Requirement:
Return all of the data exactly, with nothing left out but the pictures.

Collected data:
::::::::::

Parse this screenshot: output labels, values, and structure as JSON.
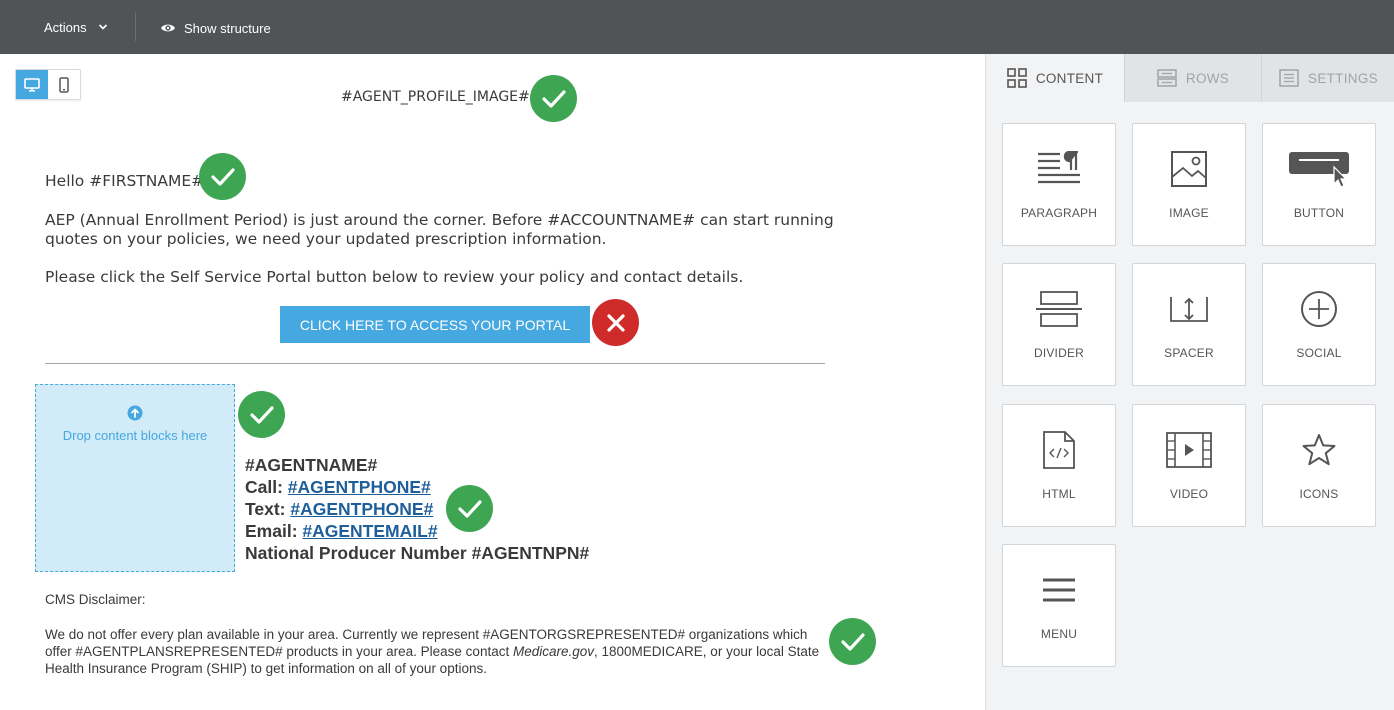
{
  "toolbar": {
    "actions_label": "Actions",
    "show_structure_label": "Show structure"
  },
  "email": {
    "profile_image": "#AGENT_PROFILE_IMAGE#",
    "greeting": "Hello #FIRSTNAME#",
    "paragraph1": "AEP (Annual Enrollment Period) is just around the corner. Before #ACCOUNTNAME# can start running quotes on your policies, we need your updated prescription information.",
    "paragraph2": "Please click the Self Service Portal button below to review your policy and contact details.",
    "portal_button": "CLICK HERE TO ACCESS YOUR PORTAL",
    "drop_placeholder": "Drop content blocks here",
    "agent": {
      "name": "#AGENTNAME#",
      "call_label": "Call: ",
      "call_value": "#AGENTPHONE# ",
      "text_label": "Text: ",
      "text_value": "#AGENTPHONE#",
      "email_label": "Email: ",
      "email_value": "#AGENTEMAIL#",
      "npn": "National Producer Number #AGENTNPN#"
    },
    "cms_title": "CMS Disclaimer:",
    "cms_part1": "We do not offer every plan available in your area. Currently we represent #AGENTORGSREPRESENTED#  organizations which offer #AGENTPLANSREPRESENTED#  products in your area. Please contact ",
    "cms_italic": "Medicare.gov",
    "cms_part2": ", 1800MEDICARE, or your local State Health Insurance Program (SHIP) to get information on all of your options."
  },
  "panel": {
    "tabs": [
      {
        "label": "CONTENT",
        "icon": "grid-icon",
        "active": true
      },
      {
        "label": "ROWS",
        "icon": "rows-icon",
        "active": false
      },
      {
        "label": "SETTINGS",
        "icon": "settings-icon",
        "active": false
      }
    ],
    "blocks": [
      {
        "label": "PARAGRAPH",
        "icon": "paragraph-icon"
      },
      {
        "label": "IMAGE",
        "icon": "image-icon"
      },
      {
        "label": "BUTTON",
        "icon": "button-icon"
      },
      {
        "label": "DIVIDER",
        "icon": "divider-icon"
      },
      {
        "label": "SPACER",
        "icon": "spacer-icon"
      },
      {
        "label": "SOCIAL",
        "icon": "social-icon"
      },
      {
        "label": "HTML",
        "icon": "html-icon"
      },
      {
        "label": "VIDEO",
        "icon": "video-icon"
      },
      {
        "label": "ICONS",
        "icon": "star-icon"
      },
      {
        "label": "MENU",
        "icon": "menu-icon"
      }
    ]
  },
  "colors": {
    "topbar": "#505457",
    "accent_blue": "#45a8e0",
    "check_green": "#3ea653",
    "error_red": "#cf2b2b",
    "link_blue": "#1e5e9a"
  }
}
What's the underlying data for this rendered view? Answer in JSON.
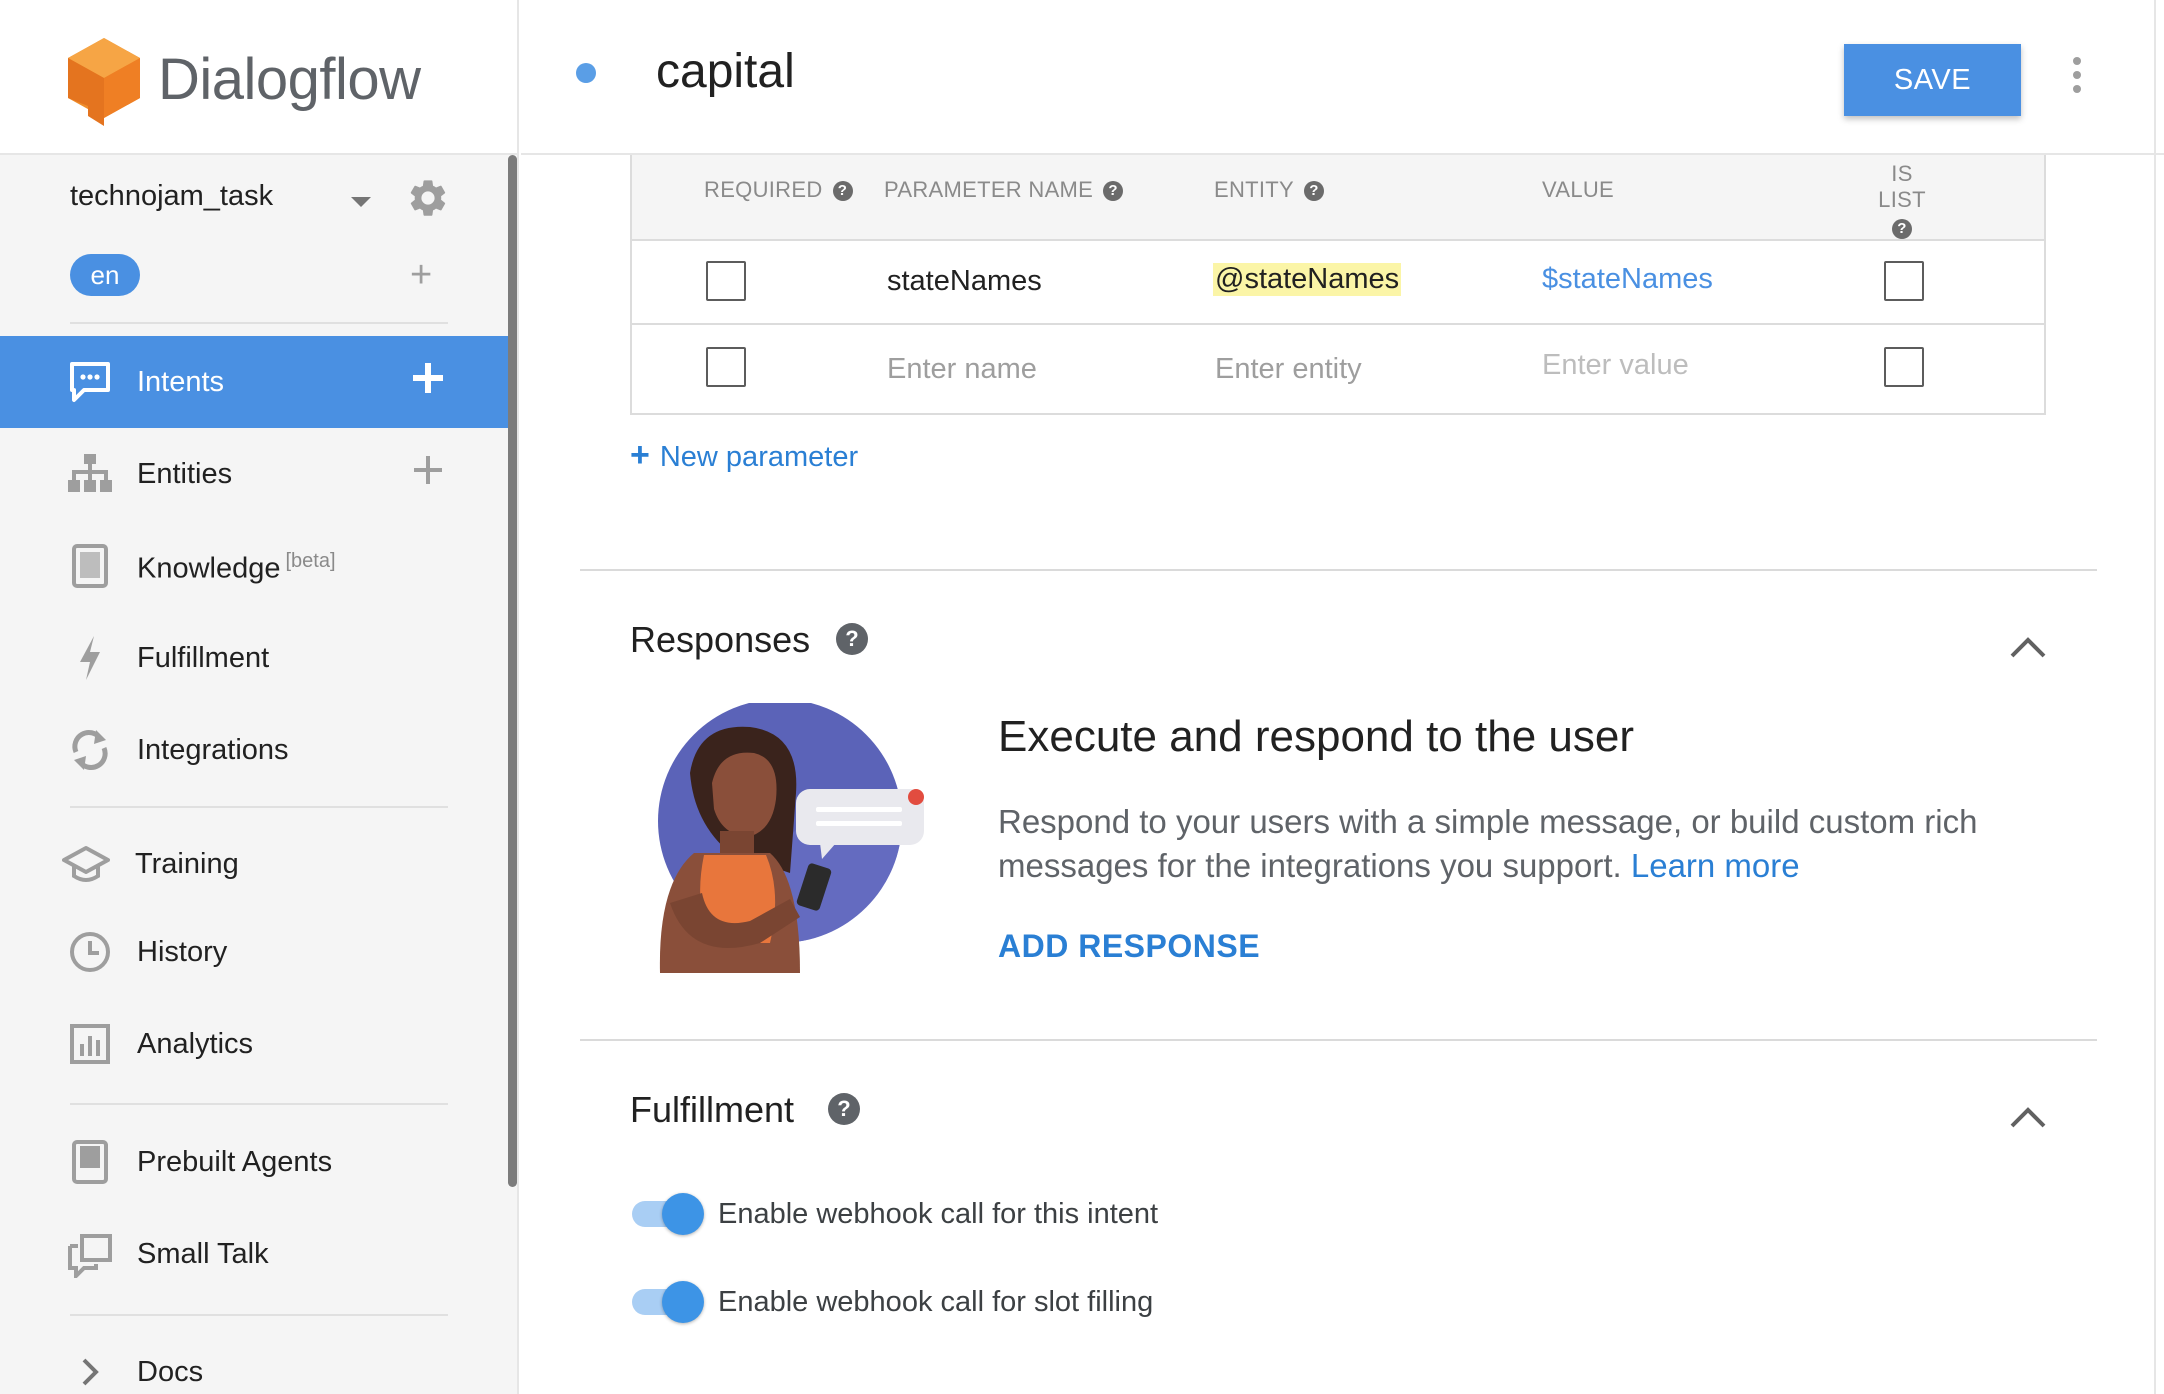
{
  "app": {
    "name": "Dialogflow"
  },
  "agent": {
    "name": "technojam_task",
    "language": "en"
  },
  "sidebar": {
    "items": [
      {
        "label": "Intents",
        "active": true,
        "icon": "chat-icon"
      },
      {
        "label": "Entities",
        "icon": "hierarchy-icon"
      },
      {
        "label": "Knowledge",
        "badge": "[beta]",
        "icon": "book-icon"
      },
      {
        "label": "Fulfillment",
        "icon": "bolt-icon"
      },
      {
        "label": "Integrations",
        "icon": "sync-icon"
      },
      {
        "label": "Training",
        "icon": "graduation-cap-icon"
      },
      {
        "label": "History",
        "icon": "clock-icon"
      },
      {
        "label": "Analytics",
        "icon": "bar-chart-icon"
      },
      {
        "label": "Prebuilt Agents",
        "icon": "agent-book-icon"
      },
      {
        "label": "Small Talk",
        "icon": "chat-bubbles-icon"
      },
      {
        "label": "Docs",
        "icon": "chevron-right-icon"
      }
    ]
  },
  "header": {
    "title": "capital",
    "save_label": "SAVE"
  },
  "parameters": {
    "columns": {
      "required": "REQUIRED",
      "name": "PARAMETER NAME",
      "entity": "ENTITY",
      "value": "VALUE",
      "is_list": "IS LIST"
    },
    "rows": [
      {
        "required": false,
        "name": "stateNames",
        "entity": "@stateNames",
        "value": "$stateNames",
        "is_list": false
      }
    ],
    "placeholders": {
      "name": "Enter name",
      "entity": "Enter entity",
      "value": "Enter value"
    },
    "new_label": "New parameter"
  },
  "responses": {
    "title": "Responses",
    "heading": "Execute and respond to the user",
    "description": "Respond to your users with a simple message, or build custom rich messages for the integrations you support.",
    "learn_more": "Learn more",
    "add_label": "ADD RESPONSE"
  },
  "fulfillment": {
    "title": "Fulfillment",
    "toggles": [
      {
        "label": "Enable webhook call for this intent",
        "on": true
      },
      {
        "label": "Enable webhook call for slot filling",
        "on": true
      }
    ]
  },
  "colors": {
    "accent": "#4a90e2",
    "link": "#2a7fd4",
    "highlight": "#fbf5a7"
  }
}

::::::::::

Exercise answer:
Parse this screenshot: output labels, values, and structure as JSON.
{
  "toolbar": {
    "actions_label": "Actions",
    "show_structure_label": "Show structure"
  },
  "email": {
    "profile_image": "#AGENT_PROFILE_IMAGE#",
    "greeting": "Hello #FIRSTNAME#",
    "paragraph1": "AEP (Annual Enrollment Period) is just around the corner. Before #ACCOUNTNAME# can start running quotes on your policies, we need your updated prescription information.",
    "paragraph2": "Please click the Self Service Portal button below to review your policy and contact details.",
    "portal_button": "CLICK HERE TO ACCESS YOUR PORTAL",
    "drop_placeholder": "Drop content blocks here",
    "agent": {
      "name": "#AGENTNAME#",
      "call_label": "Call: ",
      "call_value": "#AGENTPHONE# ",
      "text_label": "Text: ",
      "text_value": "#AGENTPHONE#",
      "email_label": "Email: ",
      "email_value": "#AGENTEMAIL#",
      "npn": "National Producer Number #AGENTNPN#"
    },
    "cms_title": "CMS Disclaimer:",
    "cms_part1": "We do not offer every plan available in your area. Currently we represent #AGENTORGSREPRESENTED#  organizations which offer #AGENTPLANSREPRESENTED#  products in your area. Please contact ",
    "cms_italic": "Medicare.gov",
    "cms_part2": ", 1800MEDICARE, or your local State Health Insurance Program (SHIP) to get information on all of your options."
  },
  "panel": {
    "tabs": [
      {
        "label": "CONTENT",
        "icon": "grid-icon",
        "active": true
      },
      {
        "label": "ROWS",
        "icon": "rows-icon",
        "active": false
      },
      {
        "label": "SETTINGS",
        "icon": "settings-icon",
        "active": false
      }
    ],
    "blocks": [
      {
        "label": "PARAGRAPH",
        "icon": "paragraph-icon"
      },
      {
        "label": "IMAGE",
        "icon": "image-icon"
      },
      {
        "label": "BUTTON",
        "icon": "button-icon"
      },
      {
        "label": "DIVIDER",
        "icon": "divider-icon"
      },
      {
        "label": "SPACER",
        "icon": "spacer-icon"
      },
      {
        "label": "SOCIAL",
        "icon": "social-icon"
      },
      {
        "label": "HTML",
        "icon": "html-icon"
      },
      {
        "label": "VIDEO",
        "icon": "video-icon"
      },
      {
        "label": "ICONS",
        "icon": "star-icon"
      },
      {
        "label": "MENU",
        "icon": "menu-icon"
      }
    ]
  },
  "colors": {
    "topbar": "#505457",
    "accent_blue": "#45a8e0",
    "check_green": "#3ea653",
    "error_red": "#cf2b2b",
    "link_blue": "#1e5e9a"
  }
}
What's the underlying data for this rendered view? Answer in JSON.
{
  "app": {
    "name": "Dialogflow"
  },
  "agent": {
    "name": "technojam_task",
    "language": "en"
  },
  "sidebar": {
    "items": [
      {
        "label": "Intents",
        "active": true,
        "icon": "chat-icon"
      },
      {
        "label": "Entities",
        "icon": "hierarchy-icon"
      },
      {
        "label": "Knowledge",
        "badge": "[beta]",
        "icon": "book-icon"
      },
      {
        "label": "Fulfillment",
        "icon": "bolt-icon"
      },
      {
        "label": "Integrations",
        "icon": "sync-icon"
      },
      {
        "label": "Training",
        "icon": "graduation-cap-icon"
      },
      {
        "label": "History",
        "icon": "clock-icon"
      },
      {
        "label": "Analytics",
        "icon": "bar-chart-icon"
      },
      {
        "label": "Prebuilt Agents",
        "icon": "agent-book-icon"
      },
      {
        "label": "Small Talk",
        "icon": "chat-bubbles-icon"
      },
      {
        "label": "Docs",
        "icon": "chevron-right-icon"
      }
    ]
  },
  "header": {
    "title": "capital",
    "save_label": "SAVE"
  },
  "parameters": {
    "columns": {
      "required": "REQUIRED",
      "name": "PARAMETER NAME",
      "entity": "ENTITY",
      "value": "VALUE",
      "is_list": "IS LIST"
    },
    "rows": [
      {
        "required": false,
        "name": "stateNames",
        "entity": "@stateNames",
        "value": "$stateNames",
        "is_list": false
      }
    ],
    "placeholders": {
      "name": "Enter name",
      "entity": "Enter entity",
      "value": "Enter value"
    },
    "new_label": "New parameter"
  },
  "responses": {
    "title": "Responses",
    "heading": "Execute and respond to the user",
    "description": "Respond to your users with a simple message, or build custom rich messages for the integrations you support.",
    "learn_more": "Learn more",
    "add_label": "ADD RESPONSE"
  },
  "fulfillment": {
    "title": "Fulfillment",
    "toggles": [
      {
        "label": "Enable webhook call for this intent",
        "on": true
      },
      {
        "label": "Enable webhook call for slot filling",
        "on": true
      }
    ]
  },
  "colors": {
    "accent": "#4a90e2",
    "link": "#2a7fd4",
    "highlight": "#fbf5a7"
  }
}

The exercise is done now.